--- BEGIN ---

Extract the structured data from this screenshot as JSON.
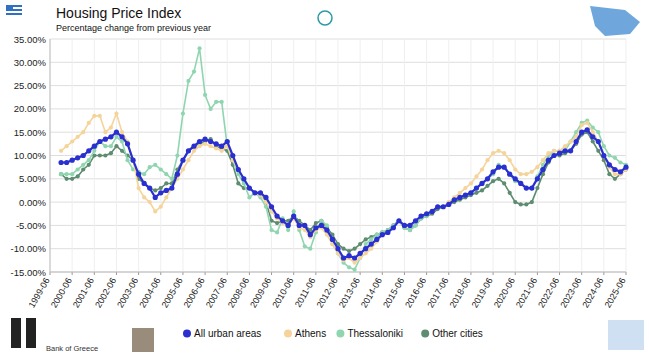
{
  "chart_data": {
    "type": "line",
    "title": "Housing Price Index",
    "subtitle": "Percentage change from previous year",
    "source": "Bank of Greece",
    "categories": [
      "1999-06",
      null,
      null,
      null,
      "2000-06",
      null,
      null,
      null,
      "2001-06",
      null,
      null,
      null,
      "2002-06",
      null,
      null,
      null,
      "2003-06",
      null,
      null,
      null,
      "2004-06",
      null,
      null,
      null,
      "2005-06",
      null,
      null,
      null,
      "2006-06",
      null,
      null,
      null,
      "2007-06",
      null,
      null,
      null,
      "2008-06",
      null,
      null,
      null,
      "2009-06",
      null,
      null,
      null,
      "2010-06",
      null,
      null,
      null,
      "2011-06",
      null,
      null,
      null,
      "2012-06",
      null,
      null,
      null,
      "2013-06",
      null,
      null,
      null,
      "2014-06",
      null,
      null,
      null,
      "2015-06",
      null,
      null,
      null,
      "2016-06",
      null,
      null,
      null,
      "2017-06",
      null,
      null,
      null,
      "2018-06",
      null,
      null,
      null,
      "2019-06",
      null,
      null,
      null,
      "2020-06",
      null,
      null,
      null,
      "2021-06",
      null,
      null,
      null,
      "2022-06",
      null,
      null,
      null,
      "2023-06",
      null,
      null,
      null,
      "2024-06",
      null,
      null,
      null,
      "2025-06"
    ],
    "series": [
      {
        "name": "All urban areas",
        "color": "#2a2fd0",
        "marker": "circle",
        "values": [
          null,
          null,
          8.5,
          8.5,
          9,
          9.5,
          10,
          11,
          12,
          13,
          13.5,
          14,
          15,
          14,
          12.5,
          9,
          6,
          4,
          3,
          1,
          2,
          2.5,
          3,
          6,
          9,
          11,
          12,
          13,
          13.5,
          13,
          12.5,
          12,
          13,
          10,
          7,
          5,
          3,
          2,
          2,
          1,
          -1,
          -3,
          -4,
          -5,
          -3,
          -5,
          -5,
          -7,
          -5.5,
          -5,
          -6,
          -8,
          -10,
          -12,
          -11.5,
          -12,
          -11,
          -10,
          -9,
          -8,
          -7,
          -6.5,
          -5.5,
          -4,
          -5,
          -5,
          -4,
          -3,
          -2.5,
          -2,
          -1,
          -1,
          -0.5,
          0.5,
          1,
          1.5,
          2,
          3,
          4,
          5,
          6.5,
          7.5,
          7.5,
          6,
          5,
          4,
          3,
          3,
          5,
          7,
          9,
          10,
          10.5,
          11,
          11,
          13,
          15,
          15.5,
          14,
          13,
          10,
          8,
          7,
          6.5,
          7.5
        ]
      },
      {
        "name": "Athens",
        "color": "#f5d49b",
        "marker": "circle",
        "values": [
          null,
          null,
          11,
          12,
          13,
          14,
          15,
          17,
          18.5,
          18.5,
          15,
          16,
          19,
          15,
          13,
          9,
          3,
          1,
          0,
          -2,
          -1,
          1,
          3,
          5,
          7,
          9,
          11,
          12,
          12.5,
          12,
          11.5,
          11,
          12,
          9,
          7,
          5,
          3,
          2,
          1.5,
          0,
          -2,
          -3.5,
          -4.5,
          -5,
          -3.5,
          -5.5,
          -6,
          -7.5,
          -6,
          -5.5,
          -7,
          -9,
          -11,
          -12.5,
          -12,
          -13,
          -12,
          -11,
          -10,
          -8.5,
          -7,
          -6.5,
          -5.5,
          -4,
          -5,
          -5,
          -4,
          -3,
          -2.5,
          -2,
          -1,
          -1,
          0,
          1,
          2,
          3,
          4,
          5.5,
          7,
          9,
          10.5,
          11,
          10.5,
          9,
          7,
          6,
          6,
          6.5,
          7.5,
          9,
          10.5,
          11,
          11,
          12,
          13,
          14,
          16.5,
          17,
          15,
          13,
          10,
          7.5,
          6,
          6,
          7
        ]
      },
      {
        "name": "Thessaloniki",
        "color": "#8fd6b0",
        "marker": "circle",
        "values": [
          null,
          null,
          6,
          6,
          6,
          7,
          8,
          9,
          11,
          13,
          12,
          12,
          14,
          13,
          9,
          7,
          6.5,
          6,
          7.5,
          8,
          7,
          6,
          5,
          10,
          19,
          26,
          28,
          33,
          23,
          20,
          21.5,
          21.5,
          12,
          9,
          6,
          4,
          1,
          2,
          1,
          -1,
          -6,
          -6.5,
          -3.5,
          -6,
          -2,
          -6,
          -9.5,
          -10,
          -6.5,
          -4,
          -5,
          -9,
          -11,
          -13,
          -14,
          -14.5,
          -12,
          -9,
          -8,
          -7,
          -6.5,
          -6,
          -5,
          -4,
          -5.5,
          -6,
          -5,
          -3.5,
          -3,
          -2,
          -1,
          -1,
          -0.5,
          0.5,
          1,
          1.5,
          2,
          3,
          4,
          5,
          6,
          8,
          7.5,
          6,
          4.5,
          4,
          3,
          3,
          5.5,
          8,
          10,
          11,
          11,
          11,
          13,
          15,
          17,
          17.5,
          16,
          15,
          12,
          10,
          9.5,
          8.5,
          8
        ]
      },
      {
        "name": "Other cities",
        "color": "#5e8c70",
        "marker": "circle",
        "values": [
          null,
          null,
          6,
          5,
          5,
          5.5,
          7,
          8,
          10,
          10,
          10,
          10.5,
          12,
          11,
          10,
          9,
          5,
          4,
          3,
          2.5,
          3,
          4,
          4,
          7,
          9,
          11,
          12,
          12.5,
          13,
          13.5,
          12,
          11.5,
          11,
          8,
          4,
          3,
          3,
          2,
          2,
          0,
          -4,
          -4.5,
          -4,
          -4,
          -3,
          -4,
          -5,
          -6,
          -4.5,
          -4,
          -5.5,
          -7,
          -9,
          -10,
          -10.5,
          -10,
          -9,
          -8,
          -7.5,
          -7,
          -6.5,
          -6,
          -5,
          -4,
          -5.5,
          -6,
          -5,
          -3.5,
          -3,
          -2.5,
          -1.5,
          -1,
          -0.5,
          0,
          0.5,
          1,
          1.5,
          2,
          2.5,
          3.5,
          4.5,
          5,
          4,
          2,
          0,
          -0.5,
          -0.5,
          0,
          3,
          6,
          8.5,
          10,
          10,
          10.5,
          11,
          12.5,
          14.5,
          15,
          13,
          11,
          9,
          6,
          5,
          6,
          7
        ]
      }
    ],
    "ylim": [
      -15,
      35
    ],
    "yticks": [
      {
        "value": -15,
        "label": "-15.00%"
      },
      {
        "value": -10,
        "label": "-10.00%"
      },
      {
        "value": -5,
        "label": "-5.00%"
      },
      {
        "value": 0,
        "label": "0.00%"
      },
      {
        "value": 5,
        "label": "5.00%"
      },
      {
        "value": 10,
        "label": "10.00%"
      },
      {
        "value": 15,
        "label": "15.00%"
      },
      {
        "value": 20,
        "label": "20.00%"
      },
      {
        "value": 25,
        "label": "25.00%"
      },
      {
        "value": 30,
        "label": "30.00%"
      },
      {
        "value": 35,
        "label": "35.00%"
      }
    ],
    "grid": true,
    "legend": "bottom"
  }
}
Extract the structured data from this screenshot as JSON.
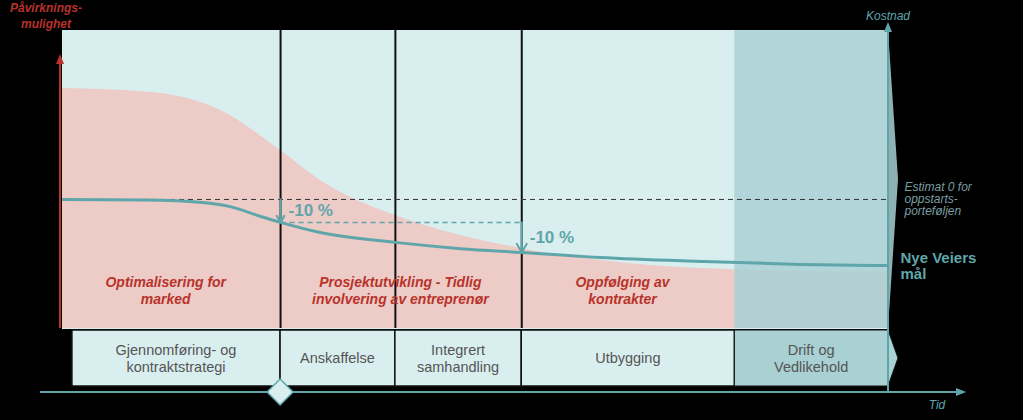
{
  "chart_data": {
    "type": "line",
    "xlabel": "Tid",
    "ylabel": "Påvirknings-\nmulighet",
    "y2label": "Kostnad",
    "xlim": [
      0,
      100
    ],
    "ylim": [
      0,
      100
    ],
    "y2lim": [
      0,
      100
    ],
    "xticks": [],
    "yticks": [],
    "y2ticks": [],
    "tick_labels": false,
    "grid": false,
    "series": [
      {
        "name": "Nye Veiers mål",
        "color": "#5fa6ab",
        "axis": "y2",
        "x": [
          0,
          9.9,
          16.9,
          20.3,
          24.0,
          26.4,
          31.2,
          40.3,
          48.2,
          55.6,
          65.1,
          77.2,
          89.3,
          100
        ],
        "values": [
          43.3,
          43.1,
          42.3,
          40.9,
          37.6,
          35.6,
          32.2,
          28.9,
          26.8,
          25.5,
          23.8,
          22.5,
          21.5,
          21.1
        ]
      }
    ],
    "influence": {
      "color": "#f0c4c0",
      "x": [
        0,
        10.7,
        19.1,
        26.4,
        31.2,
        40.3,
        48.2,
        55.6,
        65.1,
        77.2,
        100
      ],
      "values": [
        80.5,
        79.2,
        73.2,
        59.7,
        49.7,
        37.9,
        31.2,
        26.8,
        22.8,
        20.1,
        18.8
      ]
    },
    "reference_line": {
      "value": 43.3,
      "label": "Estimat 0 for\noppstarts-\nporteføljen",
      "line_style": "dashed",
      "axis": "y2"
    },
    "reductions": [
      {
        "x": 26.4,
        "from": 43.3,
        "to": 35.6,
        "label": "-10 %"
      },
      {
        "x": 55.6,
        "from": 35.6,
        "to": 25.5,
        "label": "-10 %"
      }
    ],
    "focus_areas": [
      {
        "label": "Optimalisering for\nmarked",
        "x": 12.5,
        "y": 12.8
      },
      {
        "label": "Prosjektutvikling - Tidlig\ninvolvering av entreprenør",
        "x": 40.9,
        "y": 12.8
      },
      {
        "label": "Oppfølging av\nkontrakter",
        "x": 67.8,
        "y": 12.8
      }
    ],
    "stages": [
      {
        "label": "Gjennomføring- og\nkontraktstrategi",
        "start": 1.2,
        "end": 26.4
      },
      {
        "label": "Anskaffelse",
        "start": 26.4,
        "end": 40.3
      },
      {
        "label": "Integrert\nsamhandling",
        "start": 40.3,
        "end": 55.6
      },
      {
        "label": "Utbygging",
        "start": 55.6,
        "end": 81.4
      },
      {
        "label": "Drift og\nVedlikehold",
        "start": 81.4,
        "end": 100
      }
    ]
  }
}
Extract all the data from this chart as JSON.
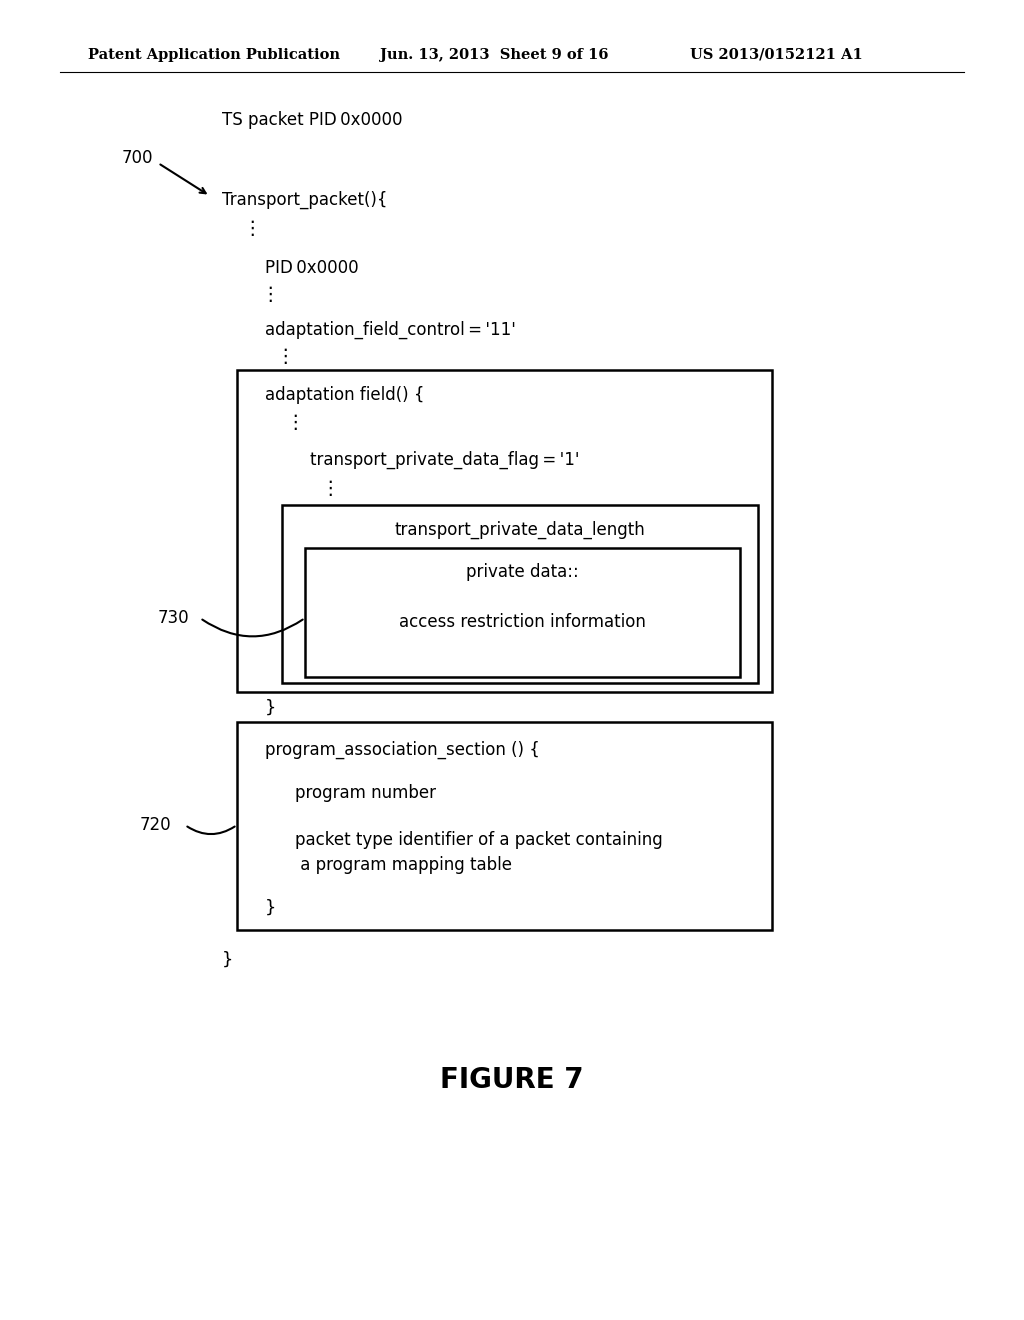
{
  "bg_color": "#ffffff",
  "header_left": "Patent Application Publication",
  "header_mid": "Jun. 13, 2013  Sheet 9 of 16",
  "header_right": "US 2013/0152121 A1",
  "figure_label": "FIGURE 7",
  "label_700": "700",
  "label_730": "730",
  "label_720": "720",
  "ts_packet_pid": "TS packet PID 0x0000",
  "transport_packet": "Transport_packet(){",
  "pid_line": "PID 0x0000",
  "adaptation_field_control": "adaptation_field_control = '11'",
  "adaptation_field_header": "adaptation field() {",
  "transport_private_data_flag": "transport_private_data_flag = '1'",
  "transport_private_data_length": "transport_private_data_length",
  "private_data": "private data::",
  "access_restriction": "access restriction information",
  "close_brace_adapt": "}",
  "program_association_section": "program_association_section () {",
  "program_number": "program number",
  "packet_type_line1": "packet type identifier of a packet containing",
  "packet_type_line2": " a program mapping table",
  "close_brace_pas": "}",
  "close_brace_outer": "}"
}
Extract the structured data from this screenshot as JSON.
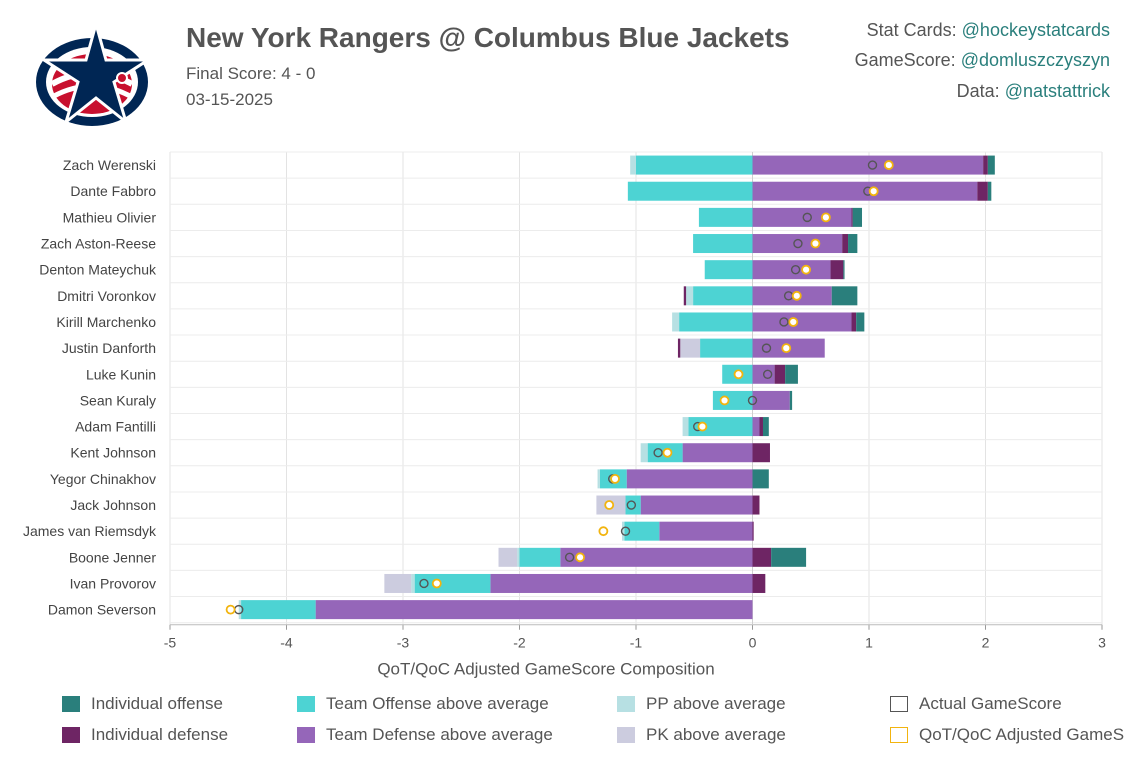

--- END ---

## Instruction
Search the records for the word "name", then list every line that has it.

## Solved problem
        "name": "All urban areas",
        "name": "Athens",
        "name": "Thessaloniki",
        "name": "Other cities",
        "name": "Nye Veiers mål",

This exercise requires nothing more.